Task requirements –
(a) Which people does the restaurant review below mention by name? List all of them.
(b) How would you translate this sentence from the restaurant review below into Spanish: "The polenta was fluffy, creamy, and totally satisfying."
(c) Do these statements agree with the restaurant review below? Answer yes or no for each, and quote the words that decide it.
(i) gerg ordered the flat iron steak.
(ii) The writer and gerg had had cocktails at the Craftsman before.
(iii) The writer found the ragout heavily seasoned.

--- Exercise text Enclosed Below ---

Last night, we had the pleasure of an impromptu dinner with IIII and Dre (great hat) after a UW Oshkosh alumni reception. IIII was interested in heading to our side of town and checking out the Craftsman. Although we've enjoyed cocktails there, gerg and I had never dined there, so the opportunity was very very.
Seated at a gargantuan booth in the back corner of the restaurant, we pored over the menu. gerg was tempted by the flat iron steak, but opted instead for the Fisher Farms pork chop, served with a surprising grilled maple sausage. He said his favorite part of the dish was the new potato with cipollini onion gratin, and I tried it, and it was tasty, but a little concerned about why the best part of his $23 meal was a side item. It was creamy, oniony goodness, however. I had the oven roasted polenta with a fall vegetable ragout made with cauliflour and (perhaps turnip) greens. The ragout was buttery and not particulary seasoned. The polenta was fluffy, creamy, and totally satisfying. Worth $17? Prolly not, but it was delicious. I think IIII and Dre enjoyed their eats, but I didn't beg a critique from them.

--- End of Enclosed Exercise text ---
--- Extracted entries Enclosed Below ---

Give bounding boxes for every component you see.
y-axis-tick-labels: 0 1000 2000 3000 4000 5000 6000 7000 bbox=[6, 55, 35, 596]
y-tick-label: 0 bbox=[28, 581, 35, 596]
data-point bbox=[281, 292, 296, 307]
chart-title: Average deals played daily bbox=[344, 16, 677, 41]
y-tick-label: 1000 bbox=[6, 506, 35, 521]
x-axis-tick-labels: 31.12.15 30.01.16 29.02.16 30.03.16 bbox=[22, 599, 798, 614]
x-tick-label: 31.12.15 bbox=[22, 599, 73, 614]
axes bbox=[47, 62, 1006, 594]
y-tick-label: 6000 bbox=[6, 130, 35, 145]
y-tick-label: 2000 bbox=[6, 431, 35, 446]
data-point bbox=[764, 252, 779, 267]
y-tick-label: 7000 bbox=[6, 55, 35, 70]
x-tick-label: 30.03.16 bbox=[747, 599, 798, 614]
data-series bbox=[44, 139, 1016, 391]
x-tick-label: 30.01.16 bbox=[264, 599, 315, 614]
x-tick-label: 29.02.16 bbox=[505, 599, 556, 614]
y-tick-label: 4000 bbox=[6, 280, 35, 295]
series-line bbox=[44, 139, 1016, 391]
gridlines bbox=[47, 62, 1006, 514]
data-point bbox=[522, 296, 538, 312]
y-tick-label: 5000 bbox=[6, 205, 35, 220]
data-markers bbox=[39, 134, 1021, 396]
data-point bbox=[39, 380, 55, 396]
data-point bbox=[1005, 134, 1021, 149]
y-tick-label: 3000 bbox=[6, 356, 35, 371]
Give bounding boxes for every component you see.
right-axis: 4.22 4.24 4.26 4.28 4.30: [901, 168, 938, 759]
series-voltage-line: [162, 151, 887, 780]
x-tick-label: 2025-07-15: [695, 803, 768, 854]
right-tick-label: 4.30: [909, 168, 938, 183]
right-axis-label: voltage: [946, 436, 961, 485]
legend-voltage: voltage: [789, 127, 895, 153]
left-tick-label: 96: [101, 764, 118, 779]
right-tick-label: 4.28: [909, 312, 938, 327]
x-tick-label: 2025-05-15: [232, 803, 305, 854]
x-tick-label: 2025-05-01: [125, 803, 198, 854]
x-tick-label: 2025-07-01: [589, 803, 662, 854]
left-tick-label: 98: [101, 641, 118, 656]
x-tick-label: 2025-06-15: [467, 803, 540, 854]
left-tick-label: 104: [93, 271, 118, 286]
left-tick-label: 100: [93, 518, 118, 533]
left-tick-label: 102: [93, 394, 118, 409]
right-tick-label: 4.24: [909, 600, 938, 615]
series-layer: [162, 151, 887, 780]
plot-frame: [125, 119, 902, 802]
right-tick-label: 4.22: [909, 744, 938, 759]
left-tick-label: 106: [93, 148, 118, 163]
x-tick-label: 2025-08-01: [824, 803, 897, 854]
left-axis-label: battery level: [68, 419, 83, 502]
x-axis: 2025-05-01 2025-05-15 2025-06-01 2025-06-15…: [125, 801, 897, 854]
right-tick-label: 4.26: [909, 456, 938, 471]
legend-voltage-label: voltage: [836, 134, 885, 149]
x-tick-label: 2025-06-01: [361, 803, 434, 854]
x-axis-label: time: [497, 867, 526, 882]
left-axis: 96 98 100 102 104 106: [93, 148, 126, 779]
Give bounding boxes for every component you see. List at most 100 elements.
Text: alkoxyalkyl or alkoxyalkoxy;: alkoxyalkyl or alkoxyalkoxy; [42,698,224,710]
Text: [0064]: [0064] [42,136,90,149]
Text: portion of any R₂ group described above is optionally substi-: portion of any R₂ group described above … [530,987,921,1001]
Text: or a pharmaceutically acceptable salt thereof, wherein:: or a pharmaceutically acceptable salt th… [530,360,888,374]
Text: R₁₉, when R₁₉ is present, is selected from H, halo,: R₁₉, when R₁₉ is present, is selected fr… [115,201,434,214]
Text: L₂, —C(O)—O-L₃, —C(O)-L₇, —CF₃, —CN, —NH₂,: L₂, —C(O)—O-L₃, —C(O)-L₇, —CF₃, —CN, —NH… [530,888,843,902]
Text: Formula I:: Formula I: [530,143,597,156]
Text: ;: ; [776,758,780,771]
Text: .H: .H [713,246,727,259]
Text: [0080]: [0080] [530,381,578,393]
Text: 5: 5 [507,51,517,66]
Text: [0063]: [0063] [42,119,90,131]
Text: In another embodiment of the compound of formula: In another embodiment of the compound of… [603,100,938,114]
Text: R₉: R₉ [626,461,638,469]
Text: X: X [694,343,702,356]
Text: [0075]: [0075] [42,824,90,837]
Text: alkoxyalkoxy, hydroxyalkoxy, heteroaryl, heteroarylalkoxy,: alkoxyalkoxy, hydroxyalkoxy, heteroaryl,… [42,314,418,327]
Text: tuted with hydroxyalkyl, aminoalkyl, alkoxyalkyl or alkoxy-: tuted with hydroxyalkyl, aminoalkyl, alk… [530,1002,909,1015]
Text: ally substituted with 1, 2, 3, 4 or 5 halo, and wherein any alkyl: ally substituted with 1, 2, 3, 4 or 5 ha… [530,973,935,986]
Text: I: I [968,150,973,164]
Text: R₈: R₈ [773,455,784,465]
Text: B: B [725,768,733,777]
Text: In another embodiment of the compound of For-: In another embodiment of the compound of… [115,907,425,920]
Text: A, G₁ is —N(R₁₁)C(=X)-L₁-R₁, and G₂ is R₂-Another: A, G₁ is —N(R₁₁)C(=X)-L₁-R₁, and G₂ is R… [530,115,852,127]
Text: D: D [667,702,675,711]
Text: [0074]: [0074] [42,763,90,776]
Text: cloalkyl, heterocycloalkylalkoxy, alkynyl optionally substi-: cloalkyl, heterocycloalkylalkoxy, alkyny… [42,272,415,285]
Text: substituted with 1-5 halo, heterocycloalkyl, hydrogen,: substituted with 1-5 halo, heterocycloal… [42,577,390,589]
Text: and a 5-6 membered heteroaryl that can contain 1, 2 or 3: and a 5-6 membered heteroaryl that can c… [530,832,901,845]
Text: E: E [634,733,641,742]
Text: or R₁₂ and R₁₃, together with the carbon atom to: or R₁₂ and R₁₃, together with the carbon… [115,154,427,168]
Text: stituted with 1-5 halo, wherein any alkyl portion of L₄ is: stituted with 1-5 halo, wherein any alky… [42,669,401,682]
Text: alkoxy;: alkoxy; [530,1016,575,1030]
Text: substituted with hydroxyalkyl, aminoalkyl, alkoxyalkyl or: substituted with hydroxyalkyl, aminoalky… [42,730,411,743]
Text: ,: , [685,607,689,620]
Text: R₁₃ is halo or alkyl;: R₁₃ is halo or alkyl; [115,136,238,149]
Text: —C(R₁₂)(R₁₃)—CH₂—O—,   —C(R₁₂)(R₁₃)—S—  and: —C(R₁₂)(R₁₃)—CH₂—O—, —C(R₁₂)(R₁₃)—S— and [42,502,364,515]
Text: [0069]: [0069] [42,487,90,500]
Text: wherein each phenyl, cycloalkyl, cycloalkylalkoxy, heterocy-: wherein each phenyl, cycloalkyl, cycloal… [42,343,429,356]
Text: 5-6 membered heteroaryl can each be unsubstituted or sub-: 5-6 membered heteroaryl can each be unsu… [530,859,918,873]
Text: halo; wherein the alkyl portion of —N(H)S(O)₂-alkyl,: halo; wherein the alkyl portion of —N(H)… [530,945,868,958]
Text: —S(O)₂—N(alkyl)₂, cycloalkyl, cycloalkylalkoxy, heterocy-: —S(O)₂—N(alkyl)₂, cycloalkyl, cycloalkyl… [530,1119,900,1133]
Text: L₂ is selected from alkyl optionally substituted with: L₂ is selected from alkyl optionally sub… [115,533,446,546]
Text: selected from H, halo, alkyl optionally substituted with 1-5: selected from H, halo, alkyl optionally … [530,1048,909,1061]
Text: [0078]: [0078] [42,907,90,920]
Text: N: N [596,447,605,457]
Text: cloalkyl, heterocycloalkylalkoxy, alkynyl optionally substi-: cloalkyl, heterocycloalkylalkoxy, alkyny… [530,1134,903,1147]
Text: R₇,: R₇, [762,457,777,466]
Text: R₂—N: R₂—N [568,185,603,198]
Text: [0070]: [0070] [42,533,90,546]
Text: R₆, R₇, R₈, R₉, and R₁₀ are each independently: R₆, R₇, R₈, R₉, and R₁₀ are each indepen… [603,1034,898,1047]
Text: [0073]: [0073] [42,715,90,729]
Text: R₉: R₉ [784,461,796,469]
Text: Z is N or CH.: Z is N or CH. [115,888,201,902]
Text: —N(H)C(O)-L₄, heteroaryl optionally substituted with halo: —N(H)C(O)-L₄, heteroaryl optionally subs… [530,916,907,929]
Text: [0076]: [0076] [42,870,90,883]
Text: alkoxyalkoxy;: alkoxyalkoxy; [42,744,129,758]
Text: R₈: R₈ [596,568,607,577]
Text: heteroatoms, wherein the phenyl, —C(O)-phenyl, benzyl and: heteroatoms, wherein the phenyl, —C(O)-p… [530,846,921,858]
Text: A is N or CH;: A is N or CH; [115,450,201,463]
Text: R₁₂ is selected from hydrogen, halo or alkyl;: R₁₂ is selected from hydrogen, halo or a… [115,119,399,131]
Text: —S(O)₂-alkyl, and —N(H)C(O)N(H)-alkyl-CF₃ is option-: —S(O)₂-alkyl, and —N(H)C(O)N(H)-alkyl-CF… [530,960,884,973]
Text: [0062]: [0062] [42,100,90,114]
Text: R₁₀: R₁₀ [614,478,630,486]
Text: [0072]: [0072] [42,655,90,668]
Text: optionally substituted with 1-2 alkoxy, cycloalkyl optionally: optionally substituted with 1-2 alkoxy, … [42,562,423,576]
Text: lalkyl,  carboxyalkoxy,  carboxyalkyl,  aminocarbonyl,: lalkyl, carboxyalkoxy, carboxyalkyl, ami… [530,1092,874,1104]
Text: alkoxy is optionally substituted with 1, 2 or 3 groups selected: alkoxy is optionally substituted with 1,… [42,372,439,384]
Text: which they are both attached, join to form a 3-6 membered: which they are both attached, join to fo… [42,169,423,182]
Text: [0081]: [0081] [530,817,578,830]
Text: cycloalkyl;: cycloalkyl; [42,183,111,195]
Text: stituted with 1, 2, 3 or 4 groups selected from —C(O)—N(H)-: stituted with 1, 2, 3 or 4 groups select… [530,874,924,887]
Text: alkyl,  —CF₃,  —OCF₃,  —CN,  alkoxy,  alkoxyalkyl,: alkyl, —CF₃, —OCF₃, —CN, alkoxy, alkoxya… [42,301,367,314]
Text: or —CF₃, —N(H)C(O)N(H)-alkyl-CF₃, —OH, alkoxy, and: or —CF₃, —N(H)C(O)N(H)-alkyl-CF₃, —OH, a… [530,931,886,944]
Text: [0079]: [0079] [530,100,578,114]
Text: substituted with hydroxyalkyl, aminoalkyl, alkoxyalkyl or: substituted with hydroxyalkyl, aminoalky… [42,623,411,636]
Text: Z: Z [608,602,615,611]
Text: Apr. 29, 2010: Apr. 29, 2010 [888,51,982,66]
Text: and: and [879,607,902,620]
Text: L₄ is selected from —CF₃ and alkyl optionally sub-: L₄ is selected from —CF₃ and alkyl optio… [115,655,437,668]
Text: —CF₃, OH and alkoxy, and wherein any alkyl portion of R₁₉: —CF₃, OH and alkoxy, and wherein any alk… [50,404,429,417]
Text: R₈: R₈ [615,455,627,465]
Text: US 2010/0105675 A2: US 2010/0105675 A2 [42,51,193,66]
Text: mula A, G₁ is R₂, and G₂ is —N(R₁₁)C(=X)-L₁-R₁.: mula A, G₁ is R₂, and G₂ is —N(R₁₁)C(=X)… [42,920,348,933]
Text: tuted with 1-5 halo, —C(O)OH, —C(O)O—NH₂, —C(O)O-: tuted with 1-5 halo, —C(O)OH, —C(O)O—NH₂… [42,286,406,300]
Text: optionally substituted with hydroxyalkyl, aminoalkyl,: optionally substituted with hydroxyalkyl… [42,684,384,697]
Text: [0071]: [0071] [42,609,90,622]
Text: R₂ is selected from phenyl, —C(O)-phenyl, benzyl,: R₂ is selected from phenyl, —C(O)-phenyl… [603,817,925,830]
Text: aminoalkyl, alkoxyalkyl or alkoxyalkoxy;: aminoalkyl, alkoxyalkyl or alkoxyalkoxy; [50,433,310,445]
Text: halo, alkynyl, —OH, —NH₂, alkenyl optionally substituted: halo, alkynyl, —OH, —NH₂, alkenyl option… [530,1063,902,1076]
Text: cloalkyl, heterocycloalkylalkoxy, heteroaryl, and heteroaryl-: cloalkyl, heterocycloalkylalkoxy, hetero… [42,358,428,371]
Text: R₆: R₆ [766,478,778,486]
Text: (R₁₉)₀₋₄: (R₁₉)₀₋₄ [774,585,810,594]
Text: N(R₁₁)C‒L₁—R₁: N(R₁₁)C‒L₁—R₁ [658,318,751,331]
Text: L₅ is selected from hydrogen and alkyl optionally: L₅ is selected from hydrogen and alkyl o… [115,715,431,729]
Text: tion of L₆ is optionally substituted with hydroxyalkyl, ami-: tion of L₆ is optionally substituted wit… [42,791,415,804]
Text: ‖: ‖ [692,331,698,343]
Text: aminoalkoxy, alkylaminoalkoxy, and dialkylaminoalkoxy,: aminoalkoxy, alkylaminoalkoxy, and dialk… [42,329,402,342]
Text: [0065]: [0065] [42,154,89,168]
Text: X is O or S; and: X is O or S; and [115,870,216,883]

--- End of Enclosed Extracted entries ---

Solutions to the exercise –
(a) IIII, Dre, gerg

(b) La polenta era esponjosa, cremosa y totalmente satisfactoria.

(c)
(i) No: "opted instead for the Fisher Farms pork chop"
(ii) Yes: "Although we've enjoyed cocktails there"
(iii) No: "The ragout was buttery and not particulary seasoned."